(Data extracted from a collection)
******
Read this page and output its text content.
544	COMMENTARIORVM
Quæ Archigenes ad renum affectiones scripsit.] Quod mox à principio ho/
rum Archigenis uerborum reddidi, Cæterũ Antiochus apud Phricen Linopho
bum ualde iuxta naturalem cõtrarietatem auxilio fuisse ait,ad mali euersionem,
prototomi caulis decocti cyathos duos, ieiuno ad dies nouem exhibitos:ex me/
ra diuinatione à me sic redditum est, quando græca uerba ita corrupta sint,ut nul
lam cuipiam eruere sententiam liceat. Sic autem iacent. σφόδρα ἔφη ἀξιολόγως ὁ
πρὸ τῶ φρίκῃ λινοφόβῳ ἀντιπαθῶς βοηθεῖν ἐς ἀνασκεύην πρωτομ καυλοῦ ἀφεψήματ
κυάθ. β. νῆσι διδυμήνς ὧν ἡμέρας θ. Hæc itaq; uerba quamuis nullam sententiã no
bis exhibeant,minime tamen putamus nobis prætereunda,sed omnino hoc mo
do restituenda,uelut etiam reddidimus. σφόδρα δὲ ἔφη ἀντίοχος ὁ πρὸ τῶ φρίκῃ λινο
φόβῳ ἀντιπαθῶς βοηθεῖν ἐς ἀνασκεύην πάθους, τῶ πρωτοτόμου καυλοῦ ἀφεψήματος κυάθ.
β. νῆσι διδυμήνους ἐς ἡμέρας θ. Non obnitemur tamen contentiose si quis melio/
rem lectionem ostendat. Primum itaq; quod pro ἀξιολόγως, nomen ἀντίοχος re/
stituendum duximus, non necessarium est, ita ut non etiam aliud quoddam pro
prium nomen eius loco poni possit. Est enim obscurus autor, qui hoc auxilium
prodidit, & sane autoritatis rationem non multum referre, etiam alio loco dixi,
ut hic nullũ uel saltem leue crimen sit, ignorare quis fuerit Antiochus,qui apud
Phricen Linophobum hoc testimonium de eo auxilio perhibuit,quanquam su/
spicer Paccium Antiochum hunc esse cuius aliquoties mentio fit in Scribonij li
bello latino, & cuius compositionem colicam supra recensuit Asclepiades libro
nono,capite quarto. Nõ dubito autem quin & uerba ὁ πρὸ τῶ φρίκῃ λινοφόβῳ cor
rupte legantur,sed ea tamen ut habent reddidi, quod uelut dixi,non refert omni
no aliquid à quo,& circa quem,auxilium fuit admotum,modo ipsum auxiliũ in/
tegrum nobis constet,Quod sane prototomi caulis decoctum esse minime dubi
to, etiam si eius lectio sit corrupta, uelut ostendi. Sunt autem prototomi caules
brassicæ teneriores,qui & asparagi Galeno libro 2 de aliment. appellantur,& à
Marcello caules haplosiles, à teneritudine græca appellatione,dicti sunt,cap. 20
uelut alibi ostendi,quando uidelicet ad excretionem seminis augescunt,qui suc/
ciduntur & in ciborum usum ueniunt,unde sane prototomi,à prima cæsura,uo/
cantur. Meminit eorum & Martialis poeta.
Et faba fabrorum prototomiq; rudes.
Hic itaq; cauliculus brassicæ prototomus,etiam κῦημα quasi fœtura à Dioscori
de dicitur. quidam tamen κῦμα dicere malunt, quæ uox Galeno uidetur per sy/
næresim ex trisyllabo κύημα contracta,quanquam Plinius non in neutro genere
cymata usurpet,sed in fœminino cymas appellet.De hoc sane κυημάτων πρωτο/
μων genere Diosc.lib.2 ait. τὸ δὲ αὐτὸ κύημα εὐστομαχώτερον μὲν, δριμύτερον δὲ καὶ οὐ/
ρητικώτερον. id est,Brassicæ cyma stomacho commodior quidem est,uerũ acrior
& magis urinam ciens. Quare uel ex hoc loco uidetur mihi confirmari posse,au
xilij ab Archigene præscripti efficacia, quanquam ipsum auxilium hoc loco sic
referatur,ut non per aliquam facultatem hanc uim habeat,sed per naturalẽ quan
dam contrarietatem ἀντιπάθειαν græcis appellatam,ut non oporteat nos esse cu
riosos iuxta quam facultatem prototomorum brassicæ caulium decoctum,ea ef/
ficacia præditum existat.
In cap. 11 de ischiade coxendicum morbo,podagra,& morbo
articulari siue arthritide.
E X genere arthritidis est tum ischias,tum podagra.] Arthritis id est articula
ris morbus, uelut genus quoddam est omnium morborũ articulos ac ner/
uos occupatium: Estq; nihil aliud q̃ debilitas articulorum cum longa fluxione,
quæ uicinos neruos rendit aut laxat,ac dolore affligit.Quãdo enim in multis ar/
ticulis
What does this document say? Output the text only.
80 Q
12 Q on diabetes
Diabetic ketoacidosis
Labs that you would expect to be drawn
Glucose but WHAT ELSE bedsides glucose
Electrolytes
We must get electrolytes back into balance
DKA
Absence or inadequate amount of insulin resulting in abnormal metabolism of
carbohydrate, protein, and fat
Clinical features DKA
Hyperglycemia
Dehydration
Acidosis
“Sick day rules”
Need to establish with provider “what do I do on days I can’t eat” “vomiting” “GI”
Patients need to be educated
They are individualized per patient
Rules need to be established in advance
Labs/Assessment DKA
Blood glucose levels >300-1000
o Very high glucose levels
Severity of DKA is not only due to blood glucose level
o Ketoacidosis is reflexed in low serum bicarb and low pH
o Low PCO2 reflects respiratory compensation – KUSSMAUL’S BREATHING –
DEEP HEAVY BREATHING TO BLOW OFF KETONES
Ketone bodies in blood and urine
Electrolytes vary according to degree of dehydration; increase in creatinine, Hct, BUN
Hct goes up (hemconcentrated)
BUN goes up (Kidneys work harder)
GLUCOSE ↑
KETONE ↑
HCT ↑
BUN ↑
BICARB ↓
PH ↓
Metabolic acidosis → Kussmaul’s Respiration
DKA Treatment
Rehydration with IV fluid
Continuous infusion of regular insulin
******
Exercise brief
Could you return all of the data exactly as written?

Solution below
Read this page and output its text content.
544	COMMENTARIORVM
Quæ Archigenes ad renum affectiones scripsit.] Quod mox à principio ho/
rum Archigenis uerborum reddidi, Cæterũ Antiochus apud Phricen Linopho
bum ualde iuxta naturalem cõtrarietatem auxilio fuisse ait,ad mali euersionem,
prototomi caulis decocti cyathos duos, ieiuno ad dies nouem exhibitos:ex me/
ra diuinatione à me sic redditum est, quando græca uerba ita corrupta sint,ut nul
lam cuipiam eruere sententiam liceat. Sic autem iacent. σφόδρα ἔφη ἀξιολόγως ὁ
πρὸ τῶ φρίκῃ λινοφόβῳ ἀντιπαθῶς βοηθεῖν ἐς ἀνασκεύην πρωτομ καυλοῦ ἀφεψήματ
κυάθ. β. νῆσι διδυμήνς ὧν ἡμέρας θ. Hæc itaq; uerba quamuis nullam sententiã no
bis exhibeant,minime tamen putamus nobis prætereunda,sed omnino hoc mo
do restituenda,uelut etiam reddidimus. σφόδρα δὲ ἔφη ἀντίοχος ὁ πρὸ τῶ φρίκῃ λινο
φόβῳ ἀντιπαθῶς βοηθεῖν ἐς ἀνασκεύην πάθους, τῶ πρωτοτόμου καυλοῦ ἀφεψήματος κυάθ.
β. νῆσι διδυμήνους ἐς ἡμέρας θ. Non obnitemur tamen contentiose si quis melio/
rem lectionem ostendat. Primum itaq; quod pro ἀξιολόγως, nomen ἀντίοχος re/
stituendum duximus, non necessarium est, ita ut non etiam aliud quoddam pro
prium nomen eius loco poni possit. Est enim obscurus autor, qui hoc auxilium
prodidit, & sane autoritatis rationem non multum referre, etiam alio loco dixi,
ut hic nullũ uel saltem leue crimen sit, ignorare quis fuerit Antiochus,qui apud
Phricen Linophobum hoc testimonium de eo auxilio perhibuit,quanquam su/
spicer Paccium Antiochum hunc esse cuius aliquoties mentio fit in Scribonij li
bello latino, & cuius compositionem colicam supra recensuit Asclepiades libro
nono,capite quarto. Nõ dubito autem quin & uerba ὁ πρὸ τῶ φρίκῃ λινοφόβῳ cor
rupte legantur,sed ea tamen ut habent reddidi, quod uelut dixi,non refert omni
no aliquid à quo,& circa quem,auxilium fuit admotum,modo ipsum auxiliũ in/
tegrum nobis constet,Quod sane prototomi caulis decoctum esse minime dubi
to, etiam si eius lectio sit corrupta, uelut ostendi. Sunt autem prototomi caules
brassicæ teneriores,qui & asparagi Galeno libro 2 de aliment. appellantur,& à
Marcello caules haplosiles, à teneritudine græca appellatione,dicti sunt,cap. 20
uelut alibi ostendi,quando uidelicet ad excretionem seminis augescunt,qui suc/
ciduntur & in ciborum usum ueniunt,unde sane prototomi,à prima cæsura,uo/
cantur. Meminit eorum & Martialis poeta.
Et faba fabrorum prototomiq; rudes.
Hic itaq; cauliculus brassicæ prototomus,etiam κῦημα quasi fœtura à Dioscori
de dicitur. quidam tamen κῦμα dicere malunt, quæ uox Galeno uidetur per sy/
næresim ex trisyllabo κύημα contracta,quanquam Plinius non in neutro genere
cymata usurpet,sed in fœminino cymas appellet.De hoc sane κυημάτων πρωτο/
μων genere Diosc.lib.2 ait. τὸ δὲ αὐτὸ κύημα εὐστομαχώτερον μὲν, δριμύτερον δὲ καὶ οὐ/
ρητικώτερον. id est,Brassicæ cyma stomacho commodior quidem est,uerũ acrior
& magis urinam ciens. Quare uel ex hoc loco uidetur mihi confirmari posse,au
xilij ab Archigene præscripti efficacia, quanquam ipsum auxilium hoc loco sic
referatur,ut non per aliquam facultatem hanc uim habeat,sed per naturalẽ quan
dam contrarietatem ἀντιπάθειαν græcis appellatam,ut non oporteat nos esse cu
riosos iuxta quam facultatem prototomorum brassicæ caulium decoctum,ea ef/
ficacia præditum existat.
In cap. 11 de ischiade coxendicum morbo,podagra,& morbo
articulari siue arthritide.
E X genere arthritidis est tum ischias,tum podagra.] Arthritis id est articula
ris morbus, uelut genus quoddam est omnium morborũ articulos ac ner/
uos occupatium: Estq; nihil aliud q̃ debilitas articulorum cum longa fluxione,
quæ uicinos neruos rendit aut laxat,ac dolore affligit.Quãdo enim in multis ar/
ticulis
What does this document say? Output the text only.
80 Q
12 Q on diabetes
Diabetic ketoacidosis
Labs that you would expect to be drawn
Glucose but WHAT ELSE bedsides glucose
Electrolytes
We must get electrolytes back into balance
DKA
Absence or inadequate amount of insulin resulting in abnormal metabolism of
carbohydrate, protein, and fat
Clinical features DKA
Hyperglycemia
Dehydration
Acidosis
“Sick day rules”
Need to establish with provider “what do I do on days I can’t eat” “vomiting” “GI”
Patients need to be educated
They are individualized per patient
Rules need to be established in advance
Labs/Assessment DKA
Blood glucose levels >300-1000
o Very high glucose levels
Severity of DKA is not only due to blood glucose level
o Ketoacidosis is reflexed in low serum bicarb and low pH
o Low PCO2 reflects respiratory compensation – KUSSMAUL’S BREATHING –
DEEP HEAVY BREATHING TO BLOW OFF KETONES
Ketone bodies in blood and urine
Electrolytes vary according to degree of dehydration; increase in creatinine, Hct, BUN
Hct goes up (hemconcentrated)
BUN goes up (Kidneys work harder)
GLUCOSE ↑
KETONE ↑
HCT ↑
BUN ↑
BICARB ↓
PH ↓
Metabolic acidosis → Kussmaul’s Respiration
DKA Treatment
Rehydration with IV fluid
Continuous infusion of regular insulin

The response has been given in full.